### Task statement
Where a line in the listing contains the string "JSON", copy that line out.
— start Working data —
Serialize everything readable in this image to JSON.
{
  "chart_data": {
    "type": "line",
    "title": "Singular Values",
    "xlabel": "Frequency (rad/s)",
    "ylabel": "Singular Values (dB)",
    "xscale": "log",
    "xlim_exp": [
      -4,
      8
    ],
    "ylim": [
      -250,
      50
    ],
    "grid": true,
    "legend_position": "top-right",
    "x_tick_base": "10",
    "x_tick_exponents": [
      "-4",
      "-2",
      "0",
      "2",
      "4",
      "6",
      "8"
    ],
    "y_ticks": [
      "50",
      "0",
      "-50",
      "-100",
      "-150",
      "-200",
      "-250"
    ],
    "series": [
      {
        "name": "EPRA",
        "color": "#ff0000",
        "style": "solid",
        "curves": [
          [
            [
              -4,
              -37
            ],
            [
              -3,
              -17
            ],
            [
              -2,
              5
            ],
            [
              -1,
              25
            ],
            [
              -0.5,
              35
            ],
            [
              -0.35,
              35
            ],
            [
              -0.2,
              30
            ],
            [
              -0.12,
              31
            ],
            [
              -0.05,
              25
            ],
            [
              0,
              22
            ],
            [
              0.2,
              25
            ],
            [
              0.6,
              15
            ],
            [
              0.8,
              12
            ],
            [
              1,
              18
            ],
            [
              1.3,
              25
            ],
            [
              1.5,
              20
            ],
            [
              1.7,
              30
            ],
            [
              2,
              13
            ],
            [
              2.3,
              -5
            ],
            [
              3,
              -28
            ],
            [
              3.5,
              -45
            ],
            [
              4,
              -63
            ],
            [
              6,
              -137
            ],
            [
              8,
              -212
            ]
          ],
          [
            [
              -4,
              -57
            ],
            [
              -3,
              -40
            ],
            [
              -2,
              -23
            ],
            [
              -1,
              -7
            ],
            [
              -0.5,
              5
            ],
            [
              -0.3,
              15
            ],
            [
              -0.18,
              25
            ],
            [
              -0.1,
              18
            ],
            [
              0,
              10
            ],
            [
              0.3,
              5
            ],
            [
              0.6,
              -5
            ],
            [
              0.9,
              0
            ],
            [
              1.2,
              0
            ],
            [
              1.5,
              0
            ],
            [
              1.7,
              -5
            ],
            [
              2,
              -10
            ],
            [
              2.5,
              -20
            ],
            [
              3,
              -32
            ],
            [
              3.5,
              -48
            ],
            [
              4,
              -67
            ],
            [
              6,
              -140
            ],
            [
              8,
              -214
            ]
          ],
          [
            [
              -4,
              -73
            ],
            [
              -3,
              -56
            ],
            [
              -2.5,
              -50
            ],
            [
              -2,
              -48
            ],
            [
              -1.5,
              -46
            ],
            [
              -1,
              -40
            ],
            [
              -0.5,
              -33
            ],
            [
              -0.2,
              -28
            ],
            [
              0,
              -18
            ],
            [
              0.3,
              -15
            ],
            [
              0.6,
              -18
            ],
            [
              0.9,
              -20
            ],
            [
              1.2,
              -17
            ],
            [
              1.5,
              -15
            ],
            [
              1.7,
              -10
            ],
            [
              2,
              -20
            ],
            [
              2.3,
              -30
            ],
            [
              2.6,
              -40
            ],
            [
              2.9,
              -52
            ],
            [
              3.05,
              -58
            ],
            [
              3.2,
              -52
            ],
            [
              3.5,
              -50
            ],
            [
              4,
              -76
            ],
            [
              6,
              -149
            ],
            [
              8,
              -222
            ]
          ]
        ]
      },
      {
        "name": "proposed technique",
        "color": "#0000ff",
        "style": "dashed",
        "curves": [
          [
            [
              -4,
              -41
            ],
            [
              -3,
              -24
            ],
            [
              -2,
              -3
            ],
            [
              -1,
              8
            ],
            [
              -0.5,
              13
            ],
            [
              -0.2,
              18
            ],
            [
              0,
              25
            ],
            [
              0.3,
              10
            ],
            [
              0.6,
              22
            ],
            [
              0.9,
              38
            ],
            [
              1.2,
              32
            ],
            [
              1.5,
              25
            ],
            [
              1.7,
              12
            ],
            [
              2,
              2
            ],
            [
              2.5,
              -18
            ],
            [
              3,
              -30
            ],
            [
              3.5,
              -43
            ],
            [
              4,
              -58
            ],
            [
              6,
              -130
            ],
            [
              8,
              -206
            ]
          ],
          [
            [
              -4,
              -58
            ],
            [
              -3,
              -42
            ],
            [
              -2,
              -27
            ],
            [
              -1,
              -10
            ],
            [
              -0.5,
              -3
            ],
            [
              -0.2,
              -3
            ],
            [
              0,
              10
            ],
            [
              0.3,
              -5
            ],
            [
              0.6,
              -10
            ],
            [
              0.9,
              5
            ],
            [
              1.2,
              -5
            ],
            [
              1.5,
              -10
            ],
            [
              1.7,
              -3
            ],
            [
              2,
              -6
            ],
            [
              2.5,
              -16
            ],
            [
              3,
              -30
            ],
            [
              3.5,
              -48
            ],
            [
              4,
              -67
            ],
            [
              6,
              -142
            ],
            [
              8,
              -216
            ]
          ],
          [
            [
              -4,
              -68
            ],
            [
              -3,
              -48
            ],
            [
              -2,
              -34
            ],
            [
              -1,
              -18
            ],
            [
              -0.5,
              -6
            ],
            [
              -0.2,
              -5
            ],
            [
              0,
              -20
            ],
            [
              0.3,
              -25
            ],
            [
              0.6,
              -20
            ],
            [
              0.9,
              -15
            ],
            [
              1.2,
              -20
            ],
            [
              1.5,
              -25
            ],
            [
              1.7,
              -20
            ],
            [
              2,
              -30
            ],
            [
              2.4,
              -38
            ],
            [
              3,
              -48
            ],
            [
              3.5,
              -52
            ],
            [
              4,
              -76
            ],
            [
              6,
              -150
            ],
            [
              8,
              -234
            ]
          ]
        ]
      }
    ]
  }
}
— end Working data —
— start Working data —
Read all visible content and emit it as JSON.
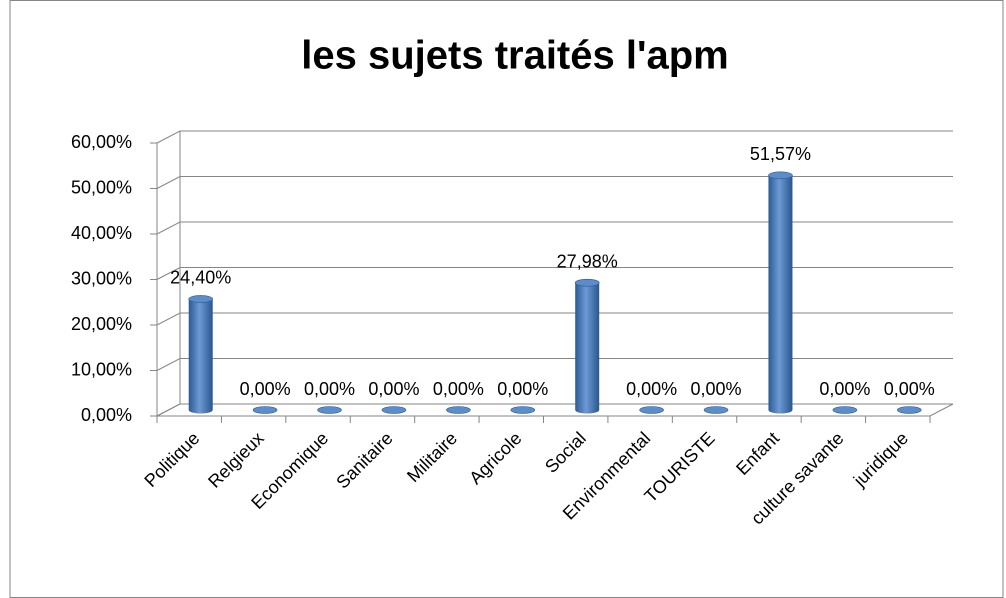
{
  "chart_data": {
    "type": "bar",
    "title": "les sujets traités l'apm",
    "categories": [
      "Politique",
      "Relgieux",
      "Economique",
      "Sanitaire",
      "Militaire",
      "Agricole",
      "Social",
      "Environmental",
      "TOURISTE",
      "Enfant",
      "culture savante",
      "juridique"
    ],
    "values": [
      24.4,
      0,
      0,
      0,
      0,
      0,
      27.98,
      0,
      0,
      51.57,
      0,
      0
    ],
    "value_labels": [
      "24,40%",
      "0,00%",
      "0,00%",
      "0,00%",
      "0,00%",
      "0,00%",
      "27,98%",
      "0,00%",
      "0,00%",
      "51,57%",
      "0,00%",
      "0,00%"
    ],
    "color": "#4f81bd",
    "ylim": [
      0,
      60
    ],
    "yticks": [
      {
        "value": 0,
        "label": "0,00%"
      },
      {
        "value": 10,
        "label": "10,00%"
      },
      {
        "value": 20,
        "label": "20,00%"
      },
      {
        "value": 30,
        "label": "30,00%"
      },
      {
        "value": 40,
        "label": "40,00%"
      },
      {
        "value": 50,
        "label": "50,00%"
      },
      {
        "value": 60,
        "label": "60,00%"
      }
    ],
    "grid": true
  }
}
— end Working data —
### Output for this task
Serialize everything readable in this image to JSON.
Read all visible content and emit it as JSON.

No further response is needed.